• **Data provided**

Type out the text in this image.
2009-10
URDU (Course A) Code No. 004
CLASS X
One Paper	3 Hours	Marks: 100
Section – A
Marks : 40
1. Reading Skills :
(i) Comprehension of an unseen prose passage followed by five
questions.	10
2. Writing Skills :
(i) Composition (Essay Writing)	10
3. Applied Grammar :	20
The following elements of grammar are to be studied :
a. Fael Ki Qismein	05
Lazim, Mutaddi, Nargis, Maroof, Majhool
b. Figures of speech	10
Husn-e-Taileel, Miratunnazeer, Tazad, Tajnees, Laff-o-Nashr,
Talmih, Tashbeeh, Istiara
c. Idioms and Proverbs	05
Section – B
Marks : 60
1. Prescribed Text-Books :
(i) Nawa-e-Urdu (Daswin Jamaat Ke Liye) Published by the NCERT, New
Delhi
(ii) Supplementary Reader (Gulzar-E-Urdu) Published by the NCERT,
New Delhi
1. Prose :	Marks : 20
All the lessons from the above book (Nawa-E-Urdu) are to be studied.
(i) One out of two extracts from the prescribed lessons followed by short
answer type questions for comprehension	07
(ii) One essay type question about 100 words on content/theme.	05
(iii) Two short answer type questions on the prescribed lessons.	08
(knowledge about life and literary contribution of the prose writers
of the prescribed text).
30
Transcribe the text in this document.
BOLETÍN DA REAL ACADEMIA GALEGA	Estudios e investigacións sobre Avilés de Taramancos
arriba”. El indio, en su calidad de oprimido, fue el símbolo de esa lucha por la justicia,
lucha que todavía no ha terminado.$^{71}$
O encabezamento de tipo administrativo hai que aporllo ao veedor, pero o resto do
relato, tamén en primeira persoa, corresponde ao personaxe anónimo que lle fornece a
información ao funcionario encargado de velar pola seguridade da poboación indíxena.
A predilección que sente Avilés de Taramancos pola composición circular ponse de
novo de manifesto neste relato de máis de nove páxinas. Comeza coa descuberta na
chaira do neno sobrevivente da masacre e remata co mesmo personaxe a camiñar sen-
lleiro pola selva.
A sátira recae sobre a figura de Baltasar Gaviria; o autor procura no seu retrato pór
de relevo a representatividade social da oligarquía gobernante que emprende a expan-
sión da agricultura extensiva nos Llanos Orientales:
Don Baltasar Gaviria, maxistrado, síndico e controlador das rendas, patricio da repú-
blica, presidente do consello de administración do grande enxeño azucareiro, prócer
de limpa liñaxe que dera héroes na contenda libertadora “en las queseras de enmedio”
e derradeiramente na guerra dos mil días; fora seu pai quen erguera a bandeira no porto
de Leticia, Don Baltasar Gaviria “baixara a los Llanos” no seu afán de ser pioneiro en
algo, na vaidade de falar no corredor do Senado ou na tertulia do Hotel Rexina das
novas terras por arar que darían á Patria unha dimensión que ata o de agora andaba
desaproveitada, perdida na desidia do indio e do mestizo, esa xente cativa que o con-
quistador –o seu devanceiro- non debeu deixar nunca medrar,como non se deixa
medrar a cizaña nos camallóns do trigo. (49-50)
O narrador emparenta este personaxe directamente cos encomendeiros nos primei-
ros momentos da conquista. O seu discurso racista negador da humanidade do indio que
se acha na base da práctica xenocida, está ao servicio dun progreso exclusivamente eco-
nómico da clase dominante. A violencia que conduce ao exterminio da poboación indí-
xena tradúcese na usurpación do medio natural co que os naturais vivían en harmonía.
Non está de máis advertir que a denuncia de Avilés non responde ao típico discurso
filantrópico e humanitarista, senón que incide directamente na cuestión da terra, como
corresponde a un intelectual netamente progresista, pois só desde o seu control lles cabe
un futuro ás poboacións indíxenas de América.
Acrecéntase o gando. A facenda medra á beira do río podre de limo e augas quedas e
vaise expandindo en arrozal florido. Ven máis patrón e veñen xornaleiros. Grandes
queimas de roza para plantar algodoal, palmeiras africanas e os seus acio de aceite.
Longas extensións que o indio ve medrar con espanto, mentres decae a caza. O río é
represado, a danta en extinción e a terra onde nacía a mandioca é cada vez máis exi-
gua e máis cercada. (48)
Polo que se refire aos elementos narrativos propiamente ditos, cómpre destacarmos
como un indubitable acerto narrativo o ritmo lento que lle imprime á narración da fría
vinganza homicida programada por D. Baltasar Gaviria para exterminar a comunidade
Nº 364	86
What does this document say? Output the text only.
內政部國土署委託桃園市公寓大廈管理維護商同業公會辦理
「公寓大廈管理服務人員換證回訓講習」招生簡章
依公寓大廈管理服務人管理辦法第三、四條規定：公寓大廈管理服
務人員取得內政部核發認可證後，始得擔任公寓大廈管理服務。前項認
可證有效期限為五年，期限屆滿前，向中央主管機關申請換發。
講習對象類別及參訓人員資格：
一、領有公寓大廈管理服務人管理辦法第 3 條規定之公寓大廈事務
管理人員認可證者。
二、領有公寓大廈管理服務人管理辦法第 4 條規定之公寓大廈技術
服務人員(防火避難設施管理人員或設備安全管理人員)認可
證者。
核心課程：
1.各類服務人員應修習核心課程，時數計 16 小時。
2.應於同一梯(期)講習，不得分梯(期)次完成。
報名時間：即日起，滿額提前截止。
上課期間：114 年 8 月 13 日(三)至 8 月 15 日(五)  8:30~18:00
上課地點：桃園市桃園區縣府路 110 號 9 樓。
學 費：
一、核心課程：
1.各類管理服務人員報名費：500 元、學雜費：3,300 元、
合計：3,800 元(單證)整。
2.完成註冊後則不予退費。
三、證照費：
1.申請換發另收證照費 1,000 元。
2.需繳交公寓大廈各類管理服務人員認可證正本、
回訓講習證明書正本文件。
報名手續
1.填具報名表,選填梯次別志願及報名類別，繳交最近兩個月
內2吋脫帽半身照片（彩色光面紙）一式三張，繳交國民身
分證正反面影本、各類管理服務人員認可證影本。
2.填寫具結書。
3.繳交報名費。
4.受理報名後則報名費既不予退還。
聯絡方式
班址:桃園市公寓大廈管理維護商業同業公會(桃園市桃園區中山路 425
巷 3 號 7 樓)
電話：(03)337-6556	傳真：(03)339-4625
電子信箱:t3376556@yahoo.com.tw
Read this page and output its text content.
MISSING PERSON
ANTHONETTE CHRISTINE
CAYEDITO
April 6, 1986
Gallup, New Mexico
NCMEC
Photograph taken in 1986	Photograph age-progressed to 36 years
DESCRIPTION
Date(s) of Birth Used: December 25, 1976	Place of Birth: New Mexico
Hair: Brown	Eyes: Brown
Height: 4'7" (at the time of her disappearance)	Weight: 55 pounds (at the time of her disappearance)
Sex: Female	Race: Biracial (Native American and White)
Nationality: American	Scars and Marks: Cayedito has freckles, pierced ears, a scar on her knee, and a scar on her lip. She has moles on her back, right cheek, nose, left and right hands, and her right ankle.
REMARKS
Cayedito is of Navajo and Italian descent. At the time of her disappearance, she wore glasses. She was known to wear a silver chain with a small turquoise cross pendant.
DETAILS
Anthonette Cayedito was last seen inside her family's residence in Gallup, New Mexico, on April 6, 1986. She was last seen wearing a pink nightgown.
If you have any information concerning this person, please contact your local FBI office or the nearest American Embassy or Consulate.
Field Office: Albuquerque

• **Do this**
Return all lines containing "April".

• **Expected answer**
April 6, 1986
Anthonette Cayedito was last seen inside her family's residence in Gallup, New Mexico, on April 6, 1986. She was last seen wearing a pink nightgown.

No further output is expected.